» **Requirement**
In the listing below, identify each line with the word "color" and return those lines.

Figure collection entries
▬▬▬▬▬▬

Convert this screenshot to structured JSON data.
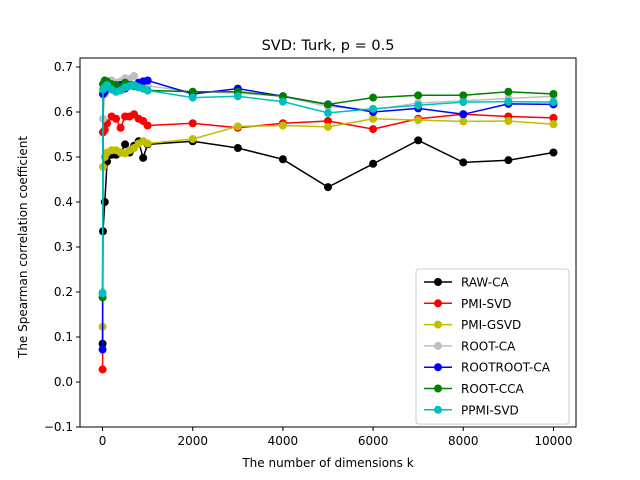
{
  "chart_data": {
    "type": "line",
    "title": "SVD: Turk, p = 0.5",
    "xlabel": "The number of dimensions k",
    "ylabel": "The Spearman correlation coefficient",
    "xlim": [
      -500,
      10500
    ],
    "ylim": [
      -0.1,
      0.72
    ],
    "xticks": [
      0,
      2000,
      4000,
      6000,
      8000,
      10000
    ],
    "xtick_labels": [
      "0",
      "2000",
      "4000",
      "6000",
      "8000",
      "10000"
    ],
    "yticks": [
      -0.1,
      0.0,
      0.1,
      0.2,
      0.3,
      0.4,
      0.5,
      0.6,
      0.7
    ],
    "ytick_labels": [
      "−0.1",
      "0.0",
      "0.1",
      "0.2",
      "0.3",
      "0.4",
      "0.5",
      "0.6",
      "0.7"
    ],
    "grid": false,
    "legend_position": "lower-right",
    "x": [
      1,
      10,
      50,
      100,
      200,
      300,
      400,
      500,
      600,
      700,
      800,
      900,
      1000,
      2000,
      3000,
      4000,
      5000,
      6000,
      7000,
      8000,
      9000,
      10000
    ],
    "series": [
      {
        "name": "RAW-CA",
        "color": "#000000",
        "values": [
          0.085,
          0.335,
          0.4,
          0.49,
          0.505,
          0.505,
          0.51,
          0.528,
          0.51,
          0.525,
          0.535,
          0.498,
          0.528,
          0.535,
          0.52,
          0.495,
          0.433,
          0.485,
          0.537,
          0.488,
          0.493,
          0.51
        ]
      },
      {
        "name": "PMI-SVD",
        "color": "#ff0000",
        "values": [
          0.028,
          0.555,
          0.56,
          0.575,
          0.59,
          0.585,
          0.565,
          0.59,
          0.59,
          0.595,
          0.585,
          0.58,
          0.57,
          0.575,
          0.565,
          0.575,
          0.58,
          0.562,
          0.585,
          0.595,
          0.59,
          0.587
        ]
      },
      {
        "name": "PMI-GSVD",
        "color": "#bfbf00",
        "values": [
          0.123,
          0.478,
          0.5,
          0.51,
          0.515,
          0.515,
          0.51,
          0.508,
          0.515,
          0.52,
          0.53,
          0.535,
          0.53,
          0.54,
          0.568,
          0.57,
          0.567,
          0.585,
          0.582,
          0.579,
          0.58,
          0.573
        ]
      },
      {
        "name": "ROOT-CA",
        "color": "#bfbfbf",
        "values": [
          0.2,
          0.585,
          0.64,
          0.66,
          0.67,
          0.665,
          0.668,
          0.675,
          0.673,
          0.68,
          0.665,
          0.66,
          0.658,
          0.645,
          0.642,
          0.635,
          0.612,
          0.605,
          0.62,
          0.625,
          0.63,
          0.635
        ]
      },
      {
        "name": "ROOTROOT-CA",
        "color": "#0000ff",
        "values": [
          0.072,
          0.64,
          0.645,
          0.665,
          0.66,
          0.655,
          0.66,
          0.652,
          0.66,
          0.658,
          0.665,
          0.668,
          0.67,
          0.64,
          0.652,
          0.635,
          0.617,
          0.6,
          0.608,
          0.595,
          0.618,
          0.617
        ]
      },
      {
        "name": "ROOT-CCA",
        "color": "#008000",
        "values": [
          0.188,
          0.662,
          0.67,
          0.668,
          0.662,
          0.66,
          0.655,
          0.665,
          0.66,
          0.658,
          0.655,
          0.652,
          0.648,
          0.645,
          0.645,
          0.635,
          0.617,
          0.632,
          0.637,
          0.637,
          0.645,
          0.64
        ]
      },
      {
        "name": "PPMI-SVD",
        "color": "#00bfbf",
        "values": [
          0.197,
          0.65,
          0.655,
          0.66,
          0.65,
          0.645,
          0.648,
          0.655,
          0.658,
          0.66,
          0.655,
          0.652,
          0.648,
          0.632,
          0.635,
          0.623,
          0.598,
          0.607,
          0.615,
          0.622,
          0.623,
          0.622
        ]
      }
    ]
  }
}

▬▬▬▬▬▬

» **Solution to the problem**
        "color": "#000000",
        "color": "#ff0000",
        "color": "#bfbf00",
        "color": "#bfbfbf",
        "color": "#0000ff",
        "color": "#008000",
        "color": "#00bfbf",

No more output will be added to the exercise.